--- The exercise ---
Gather every line holding the string "ELODIE".

-- Start Working data --

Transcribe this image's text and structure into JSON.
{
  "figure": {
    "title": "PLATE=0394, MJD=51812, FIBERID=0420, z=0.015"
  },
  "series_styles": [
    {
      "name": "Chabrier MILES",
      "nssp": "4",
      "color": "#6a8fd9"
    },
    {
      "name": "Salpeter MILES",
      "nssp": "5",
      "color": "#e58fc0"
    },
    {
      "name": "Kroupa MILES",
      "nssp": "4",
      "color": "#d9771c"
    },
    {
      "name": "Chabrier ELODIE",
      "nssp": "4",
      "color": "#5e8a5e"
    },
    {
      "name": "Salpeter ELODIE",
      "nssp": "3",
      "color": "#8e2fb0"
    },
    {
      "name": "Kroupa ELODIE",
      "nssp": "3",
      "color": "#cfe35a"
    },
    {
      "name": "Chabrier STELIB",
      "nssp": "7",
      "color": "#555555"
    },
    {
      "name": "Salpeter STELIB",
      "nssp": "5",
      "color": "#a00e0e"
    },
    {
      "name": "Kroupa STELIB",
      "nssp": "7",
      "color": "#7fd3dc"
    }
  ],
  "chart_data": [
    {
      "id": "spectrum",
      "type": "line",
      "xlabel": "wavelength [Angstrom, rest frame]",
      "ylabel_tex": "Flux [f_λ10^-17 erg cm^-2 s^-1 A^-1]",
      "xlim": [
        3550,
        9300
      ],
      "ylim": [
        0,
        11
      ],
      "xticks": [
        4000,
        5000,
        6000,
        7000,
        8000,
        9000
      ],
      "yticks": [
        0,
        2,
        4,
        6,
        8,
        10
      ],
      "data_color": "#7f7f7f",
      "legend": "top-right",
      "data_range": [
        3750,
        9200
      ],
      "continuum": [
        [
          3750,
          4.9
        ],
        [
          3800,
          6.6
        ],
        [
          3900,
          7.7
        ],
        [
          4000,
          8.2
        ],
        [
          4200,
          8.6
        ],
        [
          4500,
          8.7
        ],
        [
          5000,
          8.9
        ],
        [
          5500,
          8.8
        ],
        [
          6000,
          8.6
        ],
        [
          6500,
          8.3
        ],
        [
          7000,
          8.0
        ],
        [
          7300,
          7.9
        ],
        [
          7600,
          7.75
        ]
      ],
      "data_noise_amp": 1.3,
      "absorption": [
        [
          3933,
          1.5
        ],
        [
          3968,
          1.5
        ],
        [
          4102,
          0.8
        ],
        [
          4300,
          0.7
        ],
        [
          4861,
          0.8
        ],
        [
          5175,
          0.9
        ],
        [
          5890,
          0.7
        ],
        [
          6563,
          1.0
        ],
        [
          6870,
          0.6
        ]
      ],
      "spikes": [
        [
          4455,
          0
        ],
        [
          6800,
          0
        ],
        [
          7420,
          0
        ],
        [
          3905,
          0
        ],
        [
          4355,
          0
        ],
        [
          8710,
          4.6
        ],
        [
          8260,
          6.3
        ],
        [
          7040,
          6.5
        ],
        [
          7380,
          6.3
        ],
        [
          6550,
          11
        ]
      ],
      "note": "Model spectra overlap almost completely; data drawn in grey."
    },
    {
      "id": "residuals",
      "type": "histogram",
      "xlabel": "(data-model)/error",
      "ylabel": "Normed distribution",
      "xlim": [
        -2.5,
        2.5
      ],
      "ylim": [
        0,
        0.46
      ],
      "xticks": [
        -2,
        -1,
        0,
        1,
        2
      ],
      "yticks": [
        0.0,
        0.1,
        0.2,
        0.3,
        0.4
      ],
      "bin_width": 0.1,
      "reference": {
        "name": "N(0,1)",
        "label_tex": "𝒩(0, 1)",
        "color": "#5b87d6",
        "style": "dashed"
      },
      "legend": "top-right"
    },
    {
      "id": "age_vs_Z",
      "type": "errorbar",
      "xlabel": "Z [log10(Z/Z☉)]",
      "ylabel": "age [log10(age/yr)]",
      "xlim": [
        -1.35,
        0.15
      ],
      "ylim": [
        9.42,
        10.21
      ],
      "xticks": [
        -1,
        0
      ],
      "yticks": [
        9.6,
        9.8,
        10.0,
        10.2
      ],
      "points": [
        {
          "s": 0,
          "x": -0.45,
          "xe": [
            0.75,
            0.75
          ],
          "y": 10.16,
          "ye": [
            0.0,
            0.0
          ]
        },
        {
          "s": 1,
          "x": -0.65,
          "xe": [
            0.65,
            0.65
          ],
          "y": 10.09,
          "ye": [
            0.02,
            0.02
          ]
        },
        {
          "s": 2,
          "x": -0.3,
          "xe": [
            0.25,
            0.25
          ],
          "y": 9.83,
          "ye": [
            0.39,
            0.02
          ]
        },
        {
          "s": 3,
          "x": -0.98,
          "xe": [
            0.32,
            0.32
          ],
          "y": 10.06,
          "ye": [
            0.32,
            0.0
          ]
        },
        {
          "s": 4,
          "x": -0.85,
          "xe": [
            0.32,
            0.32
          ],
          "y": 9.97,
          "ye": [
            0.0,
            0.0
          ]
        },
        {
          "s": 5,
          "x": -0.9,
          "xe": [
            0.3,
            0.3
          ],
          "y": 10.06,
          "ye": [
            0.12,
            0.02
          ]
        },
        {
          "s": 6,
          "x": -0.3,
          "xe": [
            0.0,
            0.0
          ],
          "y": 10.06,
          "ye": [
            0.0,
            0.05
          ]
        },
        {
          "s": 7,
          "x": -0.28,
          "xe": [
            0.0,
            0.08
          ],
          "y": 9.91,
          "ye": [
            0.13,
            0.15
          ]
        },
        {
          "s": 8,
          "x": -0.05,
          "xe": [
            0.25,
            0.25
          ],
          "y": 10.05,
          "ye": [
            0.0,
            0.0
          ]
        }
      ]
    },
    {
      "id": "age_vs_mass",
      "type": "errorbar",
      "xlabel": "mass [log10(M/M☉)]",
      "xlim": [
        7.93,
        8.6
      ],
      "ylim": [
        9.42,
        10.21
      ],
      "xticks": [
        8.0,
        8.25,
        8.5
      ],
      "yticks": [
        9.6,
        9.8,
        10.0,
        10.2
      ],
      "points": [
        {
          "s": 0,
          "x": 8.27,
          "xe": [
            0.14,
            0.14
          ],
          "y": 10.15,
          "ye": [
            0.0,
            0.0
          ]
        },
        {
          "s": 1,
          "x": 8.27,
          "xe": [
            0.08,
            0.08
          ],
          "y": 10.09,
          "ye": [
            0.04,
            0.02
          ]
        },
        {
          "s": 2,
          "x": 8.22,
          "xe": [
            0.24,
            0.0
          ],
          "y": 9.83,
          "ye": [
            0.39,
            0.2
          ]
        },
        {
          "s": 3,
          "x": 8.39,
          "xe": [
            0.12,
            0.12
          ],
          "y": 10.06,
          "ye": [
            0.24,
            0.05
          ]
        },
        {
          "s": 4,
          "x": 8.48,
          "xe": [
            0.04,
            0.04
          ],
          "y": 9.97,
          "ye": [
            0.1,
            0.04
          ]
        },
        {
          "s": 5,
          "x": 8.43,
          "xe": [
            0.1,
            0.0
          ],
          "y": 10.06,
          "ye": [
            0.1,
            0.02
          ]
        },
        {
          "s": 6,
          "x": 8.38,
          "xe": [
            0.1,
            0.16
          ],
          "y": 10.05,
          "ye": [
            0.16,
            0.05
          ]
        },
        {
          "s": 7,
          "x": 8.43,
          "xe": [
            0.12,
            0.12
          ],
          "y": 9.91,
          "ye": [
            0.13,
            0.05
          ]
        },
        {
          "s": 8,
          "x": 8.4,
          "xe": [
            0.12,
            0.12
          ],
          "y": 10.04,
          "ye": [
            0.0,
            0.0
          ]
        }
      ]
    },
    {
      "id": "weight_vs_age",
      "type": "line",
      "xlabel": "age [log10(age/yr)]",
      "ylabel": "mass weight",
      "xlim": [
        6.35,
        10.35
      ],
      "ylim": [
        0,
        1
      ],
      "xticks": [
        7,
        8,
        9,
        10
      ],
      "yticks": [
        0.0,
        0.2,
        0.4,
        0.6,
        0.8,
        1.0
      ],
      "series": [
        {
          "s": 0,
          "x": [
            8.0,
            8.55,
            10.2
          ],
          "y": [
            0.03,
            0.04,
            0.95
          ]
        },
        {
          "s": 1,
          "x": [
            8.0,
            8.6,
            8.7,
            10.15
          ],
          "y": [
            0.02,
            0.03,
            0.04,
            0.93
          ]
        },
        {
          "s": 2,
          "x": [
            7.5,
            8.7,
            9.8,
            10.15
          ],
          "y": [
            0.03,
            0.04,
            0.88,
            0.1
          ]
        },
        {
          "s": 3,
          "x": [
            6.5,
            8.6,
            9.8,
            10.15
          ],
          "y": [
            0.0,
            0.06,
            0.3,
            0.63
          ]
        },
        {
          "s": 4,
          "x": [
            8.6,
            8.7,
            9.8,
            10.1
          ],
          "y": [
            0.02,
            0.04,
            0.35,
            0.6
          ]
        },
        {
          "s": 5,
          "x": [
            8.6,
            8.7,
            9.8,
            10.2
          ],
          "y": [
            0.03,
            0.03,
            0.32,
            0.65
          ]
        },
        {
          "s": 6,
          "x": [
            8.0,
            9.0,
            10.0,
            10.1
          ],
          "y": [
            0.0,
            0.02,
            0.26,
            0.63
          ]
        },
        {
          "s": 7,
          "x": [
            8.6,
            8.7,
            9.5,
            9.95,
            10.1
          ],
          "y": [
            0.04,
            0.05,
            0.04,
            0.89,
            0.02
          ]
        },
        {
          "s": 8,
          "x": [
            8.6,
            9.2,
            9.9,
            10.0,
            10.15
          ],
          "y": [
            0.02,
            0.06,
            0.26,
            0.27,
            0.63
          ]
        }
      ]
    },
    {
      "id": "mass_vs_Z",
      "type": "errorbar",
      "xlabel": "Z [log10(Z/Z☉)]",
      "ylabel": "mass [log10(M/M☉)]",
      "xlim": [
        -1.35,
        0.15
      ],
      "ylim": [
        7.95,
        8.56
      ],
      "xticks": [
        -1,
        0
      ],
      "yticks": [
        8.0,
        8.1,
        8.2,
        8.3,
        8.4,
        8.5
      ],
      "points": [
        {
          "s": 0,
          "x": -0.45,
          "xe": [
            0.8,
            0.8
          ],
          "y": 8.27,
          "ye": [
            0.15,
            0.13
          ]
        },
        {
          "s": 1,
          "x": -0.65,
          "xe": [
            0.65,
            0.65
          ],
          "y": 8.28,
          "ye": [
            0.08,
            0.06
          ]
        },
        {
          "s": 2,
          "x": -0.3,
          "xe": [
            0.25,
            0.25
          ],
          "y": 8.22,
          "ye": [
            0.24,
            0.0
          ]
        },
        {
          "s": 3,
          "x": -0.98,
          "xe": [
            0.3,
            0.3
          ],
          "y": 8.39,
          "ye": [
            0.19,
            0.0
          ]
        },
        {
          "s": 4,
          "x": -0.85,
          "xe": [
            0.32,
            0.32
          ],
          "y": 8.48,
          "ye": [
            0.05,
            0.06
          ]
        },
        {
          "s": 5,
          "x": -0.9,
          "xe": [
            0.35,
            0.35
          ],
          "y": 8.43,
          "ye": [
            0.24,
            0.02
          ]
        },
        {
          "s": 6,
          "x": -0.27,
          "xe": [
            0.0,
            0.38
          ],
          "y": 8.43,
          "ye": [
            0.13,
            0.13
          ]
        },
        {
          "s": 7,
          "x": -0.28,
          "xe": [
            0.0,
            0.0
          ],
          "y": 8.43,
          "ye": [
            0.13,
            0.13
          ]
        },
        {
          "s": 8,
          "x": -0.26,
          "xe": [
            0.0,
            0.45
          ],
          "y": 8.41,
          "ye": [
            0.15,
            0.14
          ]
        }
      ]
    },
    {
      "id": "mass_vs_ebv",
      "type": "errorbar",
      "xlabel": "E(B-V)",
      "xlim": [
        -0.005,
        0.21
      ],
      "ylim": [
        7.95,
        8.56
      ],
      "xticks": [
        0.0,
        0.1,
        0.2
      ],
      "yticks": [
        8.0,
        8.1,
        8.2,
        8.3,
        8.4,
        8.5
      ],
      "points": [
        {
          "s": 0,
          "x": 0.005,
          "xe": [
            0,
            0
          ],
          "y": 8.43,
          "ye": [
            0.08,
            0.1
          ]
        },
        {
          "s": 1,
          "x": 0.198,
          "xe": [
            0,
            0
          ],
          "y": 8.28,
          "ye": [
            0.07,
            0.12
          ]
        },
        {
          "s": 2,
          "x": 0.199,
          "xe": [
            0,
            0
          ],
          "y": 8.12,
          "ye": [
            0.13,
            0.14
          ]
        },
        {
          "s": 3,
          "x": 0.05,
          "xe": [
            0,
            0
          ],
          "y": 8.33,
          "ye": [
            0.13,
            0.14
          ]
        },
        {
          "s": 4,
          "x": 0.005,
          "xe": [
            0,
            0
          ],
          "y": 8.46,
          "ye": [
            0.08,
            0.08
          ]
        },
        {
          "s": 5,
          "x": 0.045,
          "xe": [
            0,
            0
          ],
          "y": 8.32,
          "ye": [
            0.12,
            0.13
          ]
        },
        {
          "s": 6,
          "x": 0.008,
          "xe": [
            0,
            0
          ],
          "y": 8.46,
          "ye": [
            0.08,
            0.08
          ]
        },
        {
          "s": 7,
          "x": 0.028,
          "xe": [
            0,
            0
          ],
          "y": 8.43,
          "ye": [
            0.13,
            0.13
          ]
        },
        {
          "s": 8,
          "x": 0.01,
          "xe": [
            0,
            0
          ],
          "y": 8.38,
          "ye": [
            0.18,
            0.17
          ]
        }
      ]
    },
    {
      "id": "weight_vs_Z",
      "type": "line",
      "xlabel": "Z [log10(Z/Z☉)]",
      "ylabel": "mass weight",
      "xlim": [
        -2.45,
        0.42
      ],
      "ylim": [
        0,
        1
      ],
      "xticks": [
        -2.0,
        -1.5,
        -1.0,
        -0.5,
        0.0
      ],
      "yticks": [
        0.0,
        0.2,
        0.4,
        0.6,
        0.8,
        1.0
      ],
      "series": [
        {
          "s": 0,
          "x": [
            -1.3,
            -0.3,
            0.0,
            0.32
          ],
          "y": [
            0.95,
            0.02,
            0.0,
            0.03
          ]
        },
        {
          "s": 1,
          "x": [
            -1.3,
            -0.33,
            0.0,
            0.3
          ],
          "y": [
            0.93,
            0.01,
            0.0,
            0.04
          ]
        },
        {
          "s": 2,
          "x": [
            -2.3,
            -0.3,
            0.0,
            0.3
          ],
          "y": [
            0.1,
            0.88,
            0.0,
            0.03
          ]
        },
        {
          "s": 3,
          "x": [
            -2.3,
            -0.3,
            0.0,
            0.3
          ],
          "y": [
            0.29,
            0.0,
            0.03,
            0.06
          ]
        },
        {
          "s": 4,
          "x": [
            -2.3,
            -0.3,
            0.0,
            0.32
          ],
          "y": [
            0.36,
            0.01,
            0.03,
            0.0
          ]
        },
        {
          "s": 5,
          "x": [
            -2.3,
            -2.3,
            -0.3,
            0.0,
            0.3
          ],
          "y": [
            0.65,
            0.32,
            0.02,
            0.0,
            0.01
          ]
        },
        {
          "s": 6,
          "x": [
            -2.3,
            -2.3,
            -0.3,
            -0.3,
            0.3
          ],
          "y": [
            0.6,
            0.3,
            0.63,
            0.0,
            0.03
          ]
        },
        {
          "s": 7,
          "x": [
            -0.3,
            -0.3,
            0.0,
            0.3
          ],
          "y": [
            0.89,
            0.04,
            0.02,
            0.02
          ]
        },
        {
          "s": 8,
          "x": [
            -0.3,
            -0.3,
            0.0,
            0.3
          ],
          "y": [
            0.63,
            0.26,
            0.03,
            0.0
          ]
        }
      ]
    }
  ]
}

-- End Working data --

--- Solution below ---
      "name": "Chabrier ELODIE",
      "name": "Salpeter ELODIE",
      "name": "Kroupa ELODIE",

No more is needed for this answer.